■ REQUIREMENT:
Write out each line beneath this one exactly as it reads.
**** PROVIDED DATA ****
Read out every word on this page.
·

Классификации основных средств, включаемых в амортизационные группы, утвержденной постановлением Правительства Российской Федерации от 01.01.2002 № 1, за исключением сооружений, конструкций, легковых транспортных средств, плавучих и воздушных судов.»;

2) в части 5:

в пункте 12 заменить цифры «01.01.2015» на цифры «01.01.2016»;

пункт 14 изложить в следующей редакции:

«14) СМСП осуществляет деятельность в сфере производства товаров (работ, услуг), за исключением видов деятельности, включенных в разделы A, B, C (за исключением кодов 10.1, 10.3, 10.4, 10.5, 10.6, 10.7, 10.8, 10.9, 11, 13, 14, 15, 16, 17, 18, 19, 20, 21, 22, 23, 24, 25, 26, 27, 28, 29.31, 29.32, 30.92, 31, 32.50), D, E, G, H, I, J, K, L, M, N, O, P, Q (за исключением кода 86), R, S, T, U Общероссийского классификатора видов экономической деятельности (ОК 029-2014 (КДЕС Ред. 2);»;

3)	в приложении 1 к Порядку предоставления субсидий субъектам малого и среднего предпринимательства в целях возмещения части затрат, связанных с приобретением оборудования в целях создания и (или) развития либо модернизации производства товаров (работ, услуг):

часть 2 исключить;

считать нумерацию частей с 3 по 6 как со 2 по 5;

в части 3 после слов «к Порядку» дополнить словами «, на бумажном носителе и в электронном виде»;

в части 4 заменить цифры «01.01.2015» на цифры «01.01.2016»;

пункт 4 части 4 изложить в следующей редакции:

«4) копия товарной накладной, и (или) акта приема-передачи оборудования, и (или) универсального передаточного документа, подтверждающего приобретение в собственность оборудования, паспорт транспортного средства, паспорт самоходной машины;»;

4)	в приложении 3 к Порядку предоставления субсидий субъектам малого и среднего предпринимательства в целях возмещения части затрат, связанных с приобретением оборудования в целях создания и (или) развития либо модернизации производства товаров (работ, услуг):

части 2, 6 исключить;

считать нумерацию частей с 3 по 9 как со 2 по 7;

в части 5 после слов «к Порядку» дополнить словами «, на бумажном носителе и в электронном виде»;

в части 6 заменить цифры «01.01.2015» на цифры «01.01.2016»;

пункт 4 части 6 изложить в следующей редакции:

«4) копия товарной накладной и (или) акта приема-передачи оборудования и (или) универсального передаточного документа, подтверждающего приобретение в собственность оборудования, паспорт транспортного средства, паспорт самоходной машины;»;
****
■ EXERCISE RESPONSE:
Read out every word on this page.
·

Классификации основных средств, включаемых в амортизационные группы, утвержденной постановлением Правительства Российской Федерации от 01.01.2002 № 1, за исключением сооружений, конструкций, легковых транспортных средств, плавучих и воздушных судов.»;

2) в части 5:

в пункте 12 заменить цифры «01.01.2015» на цифры «01.01.2016»;

пункт 14 изложить в следующей редакции:

«14) СМСП осуществляет деятельность в сфере производства товаров (работ, услуг), за исключением видов деятельности, включенных в разделы A, B, C (за исключением кодов 10.1, 10.3, 10.4, 10.5, 10.6, 10.7, 10.8, 10.9, 11, 13, 14, 15, 16, 17, 18, 19, 20, 21, 22, 23, 24, 25, 26, 27, 28, 29.31, 29.32, 30.92, 31, 32.50), D, E, G, H, I, J, K, L, M, N, O, P, Q (за исключением кода 86), R, S, T, U Общероссийского классификатора видов экономической деятельности (ОК 029-2014 (КДЕС Ред. 2);»;

3)	в приложении 1 к Порядку предоставления субсидий субъектам малого и среднего предпринимательства в целях возмещения части затрат, связанных с приобретением оборудования в целях создания и (или) развития либо модернизации производства товаров (работ, услуг):

часть 2 исключить;

считать нумерацию частей с 3 по 6 как со 2 по 5;

в части 3 после слов «к Порядку» дополнить словами «, на бумажном носителе и в электронном виде»;

в части 4 заменить цифры «01.01.2015» на цифры «01.01.2016»;

пункт 4 части 4 изложить в следующей редакции:

«4) копия товарной накладной, и (или) акта приема-передачи оборудования, и (или) универсального передаточного документа, подтверждающего приобретение в собственность оборудования, паспорт транспортного средства, паспорт самоходной машины;»;

4)	в приложении 3 к Порядку предоставления субсидий субъектам малого и среднего предпринимательства в целях возмещения части затрат, связанных с приобретением оборудования в целях создания и (или) развития либо модернизации производства товаров (работ, услуг):

части 2, 6 исключить;

считать нумерацию частей с 3 по 9 как со 2 по 7;

в части 5 после слов «к Порядку» дополнить словами «, на бумажном носителе и в электронном виде»;

в части 6 заменить цифры «01.01.2015» на цифры «01.01.2016»;

пункт 4 части 6 изложить в следующей редакции:

«4) копия товарной накладной и (или) акта приема-передачи оборудования и (или) универсального передаточного документа, подтверждающего приобретение в собственность оборудования, паспорт транспортного средства, паспорт самоходной машины;»;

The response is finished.